The problem: Leaving out the pictures, retype all the material exactly.

Information supplied:
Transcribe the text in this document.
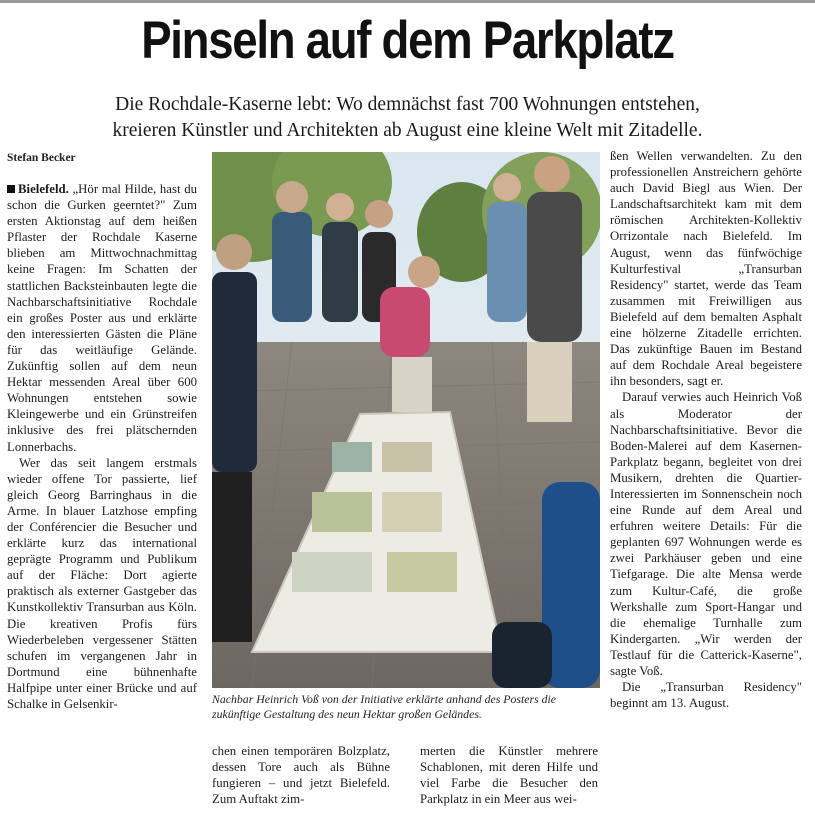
Pinseln auf dem Parkplatz
Die Rochdale-Kaserne lebt: Wo demnächst fast 700 Wohnungen entstehen,
kreieren Künstler und Architekten ab August eine kleine Welt mit Zitadelle.
Stefan Becker

Bielefeld. „Hör mal Hilde, hast du schon die Gurken geerntet?" Zum ersten Aktionstag auf dem heißen Pflaster der Rochdale Kaserne blieben am Mittwochnachmittag keine Fragen: Im Schatten der stattlichen Backsteinbauten legte die Nachbarschaftsinitiative Rochdale ein großes Poster aus und erklärte den interessierten Gästen die Pläne für das weitläufige Gelände. Zukünftig sollen auf dem neun Hektar messenden Areal über 600 Wohnungen entstehen sowie Kleingewerbe und ein Grünstreifen inklusive des frei plätschernden Lonnerbachs.

Wer das seit langem erstmals wieder offene Tor passierte, lief gleich Georg Barringhaus in die Arme. In blauer Latzhose empfing der Conférencier die Besucher und erklärte kurz das international geprägte Programm und Publikum auf der Fläche: Dort agierte praktisch als externer Gastgeber das Kunstkollektiv Transurban aus Köln. Die kreativen Profis fürs Wiederbeleben vergessener Stätten schufen im vergangenen Jahr in Dortmund eine bühnenhafte Halfpipe unter einer Brücke und auf Schalke in Gelsenkir-	Nachbar Heinrich Voß von der Initiative erklärte anhand des Posters die zukünftige Gestaltung des neun Hektar großen Geländes.

chen einen temporären Bolzplatz, dessen Tore auch als Bühne fungieren – und jetzt Bielefeld. Zum Auftakt zim-

merten die Künstler mehrere Schablonen, mit deren Hilfe und viel Farbe die Besucher den Parkplatz in ein Meer aus wei-

ßen Wellen verwandelten. Zu den professionellen Anstreichern gehörte auch David Biegl aus Wien. Der Landschaftsarchitekt kam mit dem römischen Architekten-Kollektiv Orrizontale nach Bielefeld. Im August, wenn das fünfwöchige Kulturfestival „Transurban Residency" startet, werde das Team zusammen mit Freiwilligen aus Bielefeld auf dem bemalten Asphalt eine hölzerne Zitadelle errichten. Das zukünftige Bauen im Bestand auf dem Rochdale Areal begeistere ihn besonders, sagt er.

Darauf verwies auch Heinrich Voß als Moderator der Nachbarschaftsinitiative. Bevor die Boden-Malerei auf dem Kasernen-Parkplatz begann, begleitet von drei Musikern, drehten die Quartier-Interessierten im Sonnenschein noch eine Runde auf dem Areal und erfuhren weitere Details: Für die geplanten 697 Wohnungen werde es zwei Parkhäuser geben und eine Tiefgarage. Die alte Mensa werde zum Kultur-Café, die große Werkshalle zum Sport-Hangar und die ehemalige Turnhalle zum Kindergarten. „Wir werden der Testlauf für die Catterick-Kaserne", sagte Voß.

Die „Transurban Residency" beginnt am 13. August.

Complete answer:
Transcribe the text in this document.
Pinseln auf dem Parkplatz
Die Rochdale-Kaserne lebt: Wo demnächst fast 700 Wohnungen entstehen,
kreieren Künstler und Architekten ab August eine kleine Welt mit Zitadelle.
Stefan Becker

Bielefeld. „Hör mal Hilde, hast du schon die Gurken geerntet?" Zum ersten Aktionstag auf dem heißen Pflaster der Rochdale Kaserne blieben am Mittwochnachmittag keine Fragen: Im Schatten der stattlichen Backsteinbauten legte die Nachbarschaftsinitiative Rochdale ein großes Poster aus und erklärte den interessierten Gästen die Pläne für das weitläufige Gelände. Zukünftig sollen auf dem neun Hektar messenden Areal über 600 Wohnungen entstehen sowie Kleingewerbe und ein Grünstreifen inklusive des frei plätschernden Lonnerbachs.

Wer das seit langem erstmals wieder offene Tor passierte, lief gleich Georg Barringhaus in die Arme. In blauer Latzhose empfing der Conférencier die Besucher und erklärte kurz das international geprägte Programm und Publikum auf der Fläche: Dort agierte praktisch als externer Gastgeber das Kunstkollektiv Transurban aus Köln. Die kreativen Profis fürs Wiederbeleben vergessener Stätten schufen im vergangenen Jahr in Dortmund eine bühnenhafte Halfpipe unter einer Brücke und auf Schalke in Gelsenkir-	Nachbar Heinrich Voß von der Initiative erklärte anhand des Posters die zukünftige Gestaltung des neun Hektar großen Geländes.

chen einen temporären Bolzplatz, dessen Tore auch als Bühne fungieren – und jetzt Bielefeld. Zum Auftakt zim-

merten die Künstler mehrere Schablonen, mit deren Hilfe und viel Farbe die Besucher den Parkplatz in ein Meer aus wei-

ßen Wellen verwandelten. Zu den professionellen Anstreichern gehörte auch David Biegl aus Wien. Der Landschaftsarchitekt kam mit dem römischen Architekten-Kollektiv Orrizontale nach Bielefeld. Im August, wenn das fünfwöchige Kulturfestival „Transurban Residency" startet, werde das Team zusammen mit Freiwilligen aus Bielefeld auf dem bemalten Asphalt eine hölzerne Zitadelle errichten. Das zukünftige Bauen im Bestand auf dem Rochdale Areal begeistere ihn besonders, sagt er.

Darauf verwies auch Heinrich Voß als Moderator der Nachbarschaftsinitiative. Bevor die Boden-Malerei auf dem Kasernen-Parkplatz begann, begleitet von drei Musikern, drehten die Quartier-Interessierten im Sonnenschein noch eine Runde auf dem Areal und erfuhren weitere Details: Für die geplanten 697 Wohnungen werde es zwei Parkhäuser geben und eine Tiefgarage. Die alte Mensa werde zum Kultur-Café, die große Werkshalle zum Sport-Hangar und die ehemalige Turnhalle zum Kindergarten. „Wir werden der Testlauf für die Catterick-Kaserne", sagte Voß.

Die „Transurban Residency" beginnt am 13. August.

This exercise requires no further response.